- _EXERCISE BRIEF_
Present every line in which the string "الهوائية" appears.

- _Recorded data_
════════════════════

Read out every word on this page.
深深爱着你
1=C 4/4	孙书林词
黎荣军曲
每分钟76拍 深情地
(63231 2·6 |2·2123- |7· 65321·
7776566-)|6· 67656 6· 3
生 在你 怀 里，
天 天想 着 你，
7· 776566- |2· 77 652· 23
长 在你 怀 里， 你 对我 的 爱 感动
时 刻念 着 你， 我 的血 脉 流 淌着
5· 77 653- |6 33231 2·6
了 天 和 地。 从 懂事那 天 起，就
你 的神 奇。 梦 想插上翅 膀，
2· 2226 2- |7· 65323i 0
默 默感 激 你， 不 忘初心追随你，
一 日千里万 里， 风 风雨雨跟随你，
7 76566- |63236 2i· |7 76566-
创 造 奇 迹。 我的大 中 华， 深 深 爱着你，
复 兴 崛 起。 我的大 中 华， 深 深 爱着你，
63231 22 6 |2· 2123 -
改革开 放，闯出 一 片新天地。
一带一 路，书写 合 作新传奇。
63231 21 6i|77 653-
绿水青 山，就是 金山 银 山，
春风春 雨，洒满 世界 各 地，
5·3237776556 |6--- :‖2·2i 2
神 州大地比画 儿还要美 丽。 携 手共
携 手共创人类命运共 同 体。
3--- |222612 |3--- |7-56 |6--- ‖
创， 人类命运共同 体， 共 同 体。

════════════════════

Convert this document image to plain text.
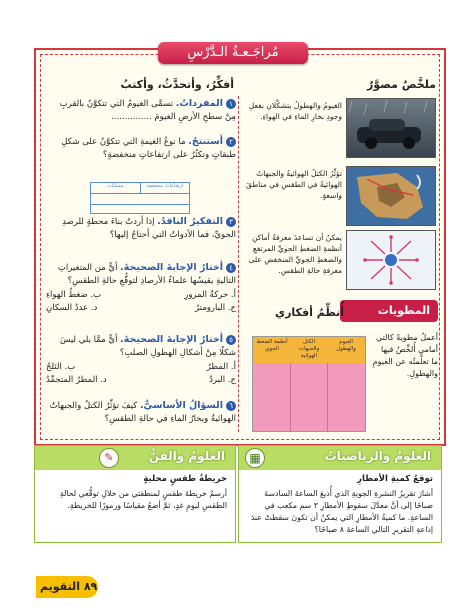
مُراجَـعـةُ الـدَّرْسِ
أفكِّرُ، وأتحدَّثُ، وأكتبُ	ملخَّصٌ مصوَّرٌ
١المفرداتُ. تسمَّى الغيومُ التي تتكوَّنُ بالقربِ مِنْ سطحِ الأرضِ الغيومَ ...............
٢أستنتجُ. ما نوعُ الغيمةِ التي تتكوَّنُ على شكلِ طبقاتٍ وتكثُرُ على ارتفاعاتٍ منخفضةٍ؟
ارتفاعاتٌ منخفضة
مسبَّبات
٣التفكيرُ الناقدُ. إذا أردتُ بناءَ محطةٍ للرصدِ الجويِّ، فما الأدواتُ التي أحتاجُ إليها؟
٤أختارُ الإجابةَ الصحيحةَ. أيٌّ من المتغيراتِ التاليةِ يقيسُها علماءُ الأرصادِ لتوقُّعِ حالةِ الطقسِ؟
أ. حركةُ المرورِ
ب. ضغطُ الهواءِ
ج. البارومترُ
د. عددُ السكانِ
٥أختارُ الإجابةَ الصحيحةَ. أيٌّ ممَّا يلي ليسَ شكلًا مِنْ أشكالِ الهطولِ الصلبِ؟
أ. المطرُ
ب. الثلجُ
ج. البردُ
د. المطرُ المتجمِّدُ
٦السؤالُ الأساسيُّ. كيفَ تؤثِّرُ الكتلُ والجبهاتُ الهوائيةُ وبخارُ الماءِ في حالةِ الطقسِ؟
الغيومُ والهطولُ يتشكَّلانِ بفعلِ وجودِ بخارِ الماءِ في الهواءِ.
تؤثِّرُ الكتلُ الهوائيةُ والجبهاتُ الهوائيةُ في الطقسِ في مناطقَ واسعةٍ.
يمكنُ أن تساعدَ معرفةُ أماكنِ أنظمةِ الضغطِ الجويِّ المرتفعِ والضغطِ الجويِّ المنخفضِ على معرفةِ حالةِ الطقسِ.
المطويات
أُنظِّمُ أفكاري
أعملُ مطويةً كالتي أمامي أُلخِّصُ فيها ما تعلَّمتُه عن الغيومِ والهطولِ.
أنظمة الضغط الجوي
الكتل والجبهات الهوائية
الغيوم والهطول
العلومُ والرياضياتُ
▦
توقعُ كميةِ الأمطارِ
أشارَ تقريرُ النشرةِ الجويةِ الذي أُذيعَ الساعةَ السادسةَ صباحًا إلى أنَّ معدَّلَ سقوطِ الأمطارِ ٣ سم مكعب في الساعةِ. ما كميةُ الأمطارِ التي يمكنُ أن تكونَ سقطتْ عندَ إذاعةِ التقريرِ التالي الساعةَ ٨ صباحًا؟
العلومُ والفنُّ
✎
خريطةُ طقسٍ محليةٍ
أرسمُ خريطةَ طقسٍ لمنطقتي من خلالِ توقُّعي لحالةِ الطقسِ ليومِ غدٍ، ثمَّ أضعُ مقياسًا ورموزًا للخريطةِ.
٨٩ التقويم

════════════════════

- _REPLY_
٦السؤالُ الأساسيُّ. كيفَ تؤثِّرُ الكتلُ والجبهاتُ الهوائيةُ وبخارُ الماءِ في حالةِ الطقسِ؟
تؤثِّرُ الكتلُ الهوائيةُ والجبهاتُ الهوائيةُ في الطقسِ في مناطقَ واسعةٍ.
الكتل والجبهات الهوائية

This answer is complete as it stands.